====== Provided records

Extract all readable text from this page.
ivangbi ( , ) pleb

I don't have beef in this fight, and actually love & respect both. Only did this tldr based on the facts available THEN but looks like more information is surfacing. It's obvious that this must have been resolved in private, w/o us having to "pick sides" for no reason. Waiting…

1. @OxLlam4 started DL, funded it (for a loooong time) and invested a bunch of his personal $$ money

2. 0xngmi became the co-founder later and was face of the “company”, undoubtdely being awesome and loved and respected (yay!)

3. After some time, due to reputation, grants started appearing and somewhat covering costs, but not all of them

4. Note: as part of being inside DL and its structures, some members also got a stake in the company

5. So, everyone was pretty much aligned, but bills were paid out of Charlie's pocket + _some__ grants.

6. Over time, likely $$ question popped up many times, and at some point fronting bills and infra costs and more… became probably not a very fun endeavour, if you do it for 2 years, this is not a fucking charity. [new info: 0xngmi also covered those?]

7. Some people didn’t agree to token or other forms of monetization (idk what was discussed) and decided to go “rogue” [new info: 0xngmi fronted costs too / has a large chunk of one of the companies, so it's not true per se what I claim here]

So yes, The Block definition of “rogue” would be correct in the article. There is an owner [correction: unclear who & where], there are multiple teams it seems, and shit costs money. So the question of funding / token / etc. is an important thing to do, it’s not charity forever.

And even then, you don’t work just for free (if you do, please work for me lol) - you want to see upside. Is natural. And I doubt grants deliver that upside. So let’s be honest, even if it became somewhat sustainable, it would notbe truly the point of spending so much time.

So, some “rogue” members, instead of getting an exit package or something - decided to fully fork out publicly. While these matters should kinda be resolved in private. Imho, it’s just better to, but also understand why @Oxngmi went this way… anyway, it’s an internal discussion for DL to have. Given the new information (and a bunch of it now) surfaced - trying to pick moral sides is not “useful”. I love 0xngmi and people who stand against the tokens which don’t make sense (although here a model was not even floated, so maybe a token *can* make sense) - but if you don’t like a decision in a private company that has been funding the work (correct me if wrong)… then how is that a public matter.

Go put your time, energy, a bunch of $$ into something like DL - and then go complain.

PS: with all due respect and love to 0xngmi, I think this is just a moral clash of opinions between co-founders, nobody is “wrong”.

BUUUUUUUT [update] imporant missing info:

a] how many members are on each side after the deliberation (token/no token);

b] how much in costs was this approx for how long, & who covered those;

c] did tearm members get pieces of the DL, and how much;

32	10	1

============
====== Provided records

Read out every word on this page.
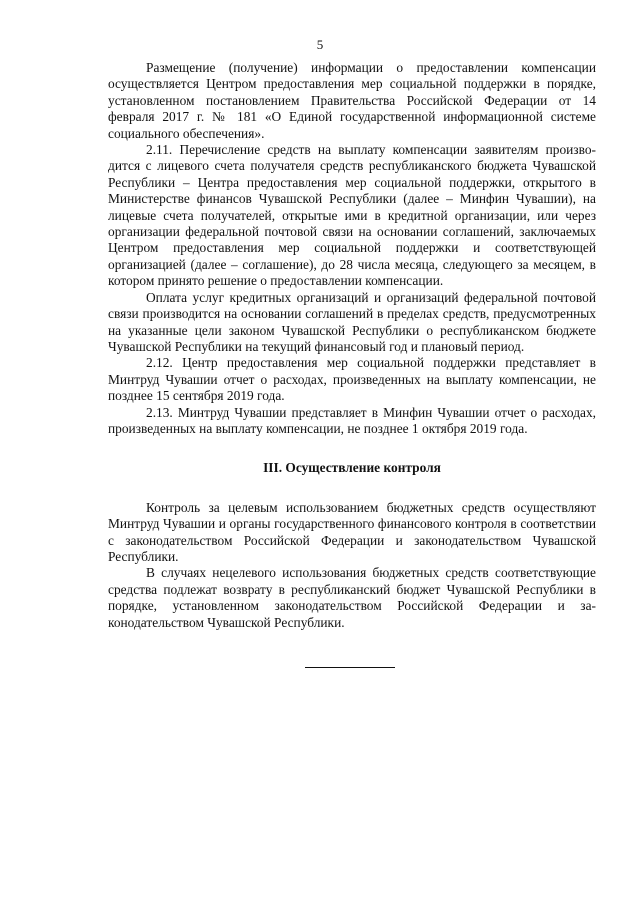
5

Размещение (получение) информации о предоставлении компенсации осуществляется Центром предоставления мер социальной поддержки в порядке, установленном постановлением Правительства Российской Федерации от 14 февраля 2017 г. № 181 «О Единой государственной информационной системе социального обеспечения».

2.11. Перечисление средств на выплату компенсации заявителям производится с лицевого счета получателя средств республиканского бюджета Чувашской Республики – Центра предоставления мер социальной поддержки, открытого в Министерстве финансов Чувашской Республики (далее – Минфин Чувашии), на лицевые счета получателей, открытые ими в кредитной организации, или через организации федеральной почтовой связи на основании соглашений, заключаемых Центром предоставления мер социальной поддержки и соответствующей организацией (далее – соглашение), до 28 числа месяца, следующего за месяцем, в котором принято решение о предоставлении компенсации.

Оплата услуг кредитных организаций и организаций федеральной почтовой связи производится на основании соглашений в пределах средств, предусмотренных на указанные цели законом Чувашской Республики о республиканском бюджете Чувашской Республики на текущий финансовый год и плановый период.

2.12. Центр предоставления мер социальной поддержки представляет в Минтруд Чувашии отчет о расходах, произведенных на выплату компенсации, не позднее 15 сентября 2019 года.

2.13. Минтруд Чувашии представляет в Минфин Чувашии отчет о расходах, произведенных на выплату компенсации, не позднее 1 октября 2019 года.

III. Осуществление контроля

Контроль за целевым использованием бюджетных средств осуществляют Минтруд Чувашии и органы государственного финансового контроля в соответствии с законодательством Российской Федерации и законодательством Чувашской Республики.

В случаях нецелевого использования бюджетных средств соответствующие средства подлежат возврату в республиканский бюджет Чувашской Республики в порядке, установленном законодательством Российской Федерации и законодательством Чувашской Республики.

============

== Instruction ==
Of the lines in the material, how many contain the word "бюджетных"? Reply with the number and nothing else.

== Full solution ==
2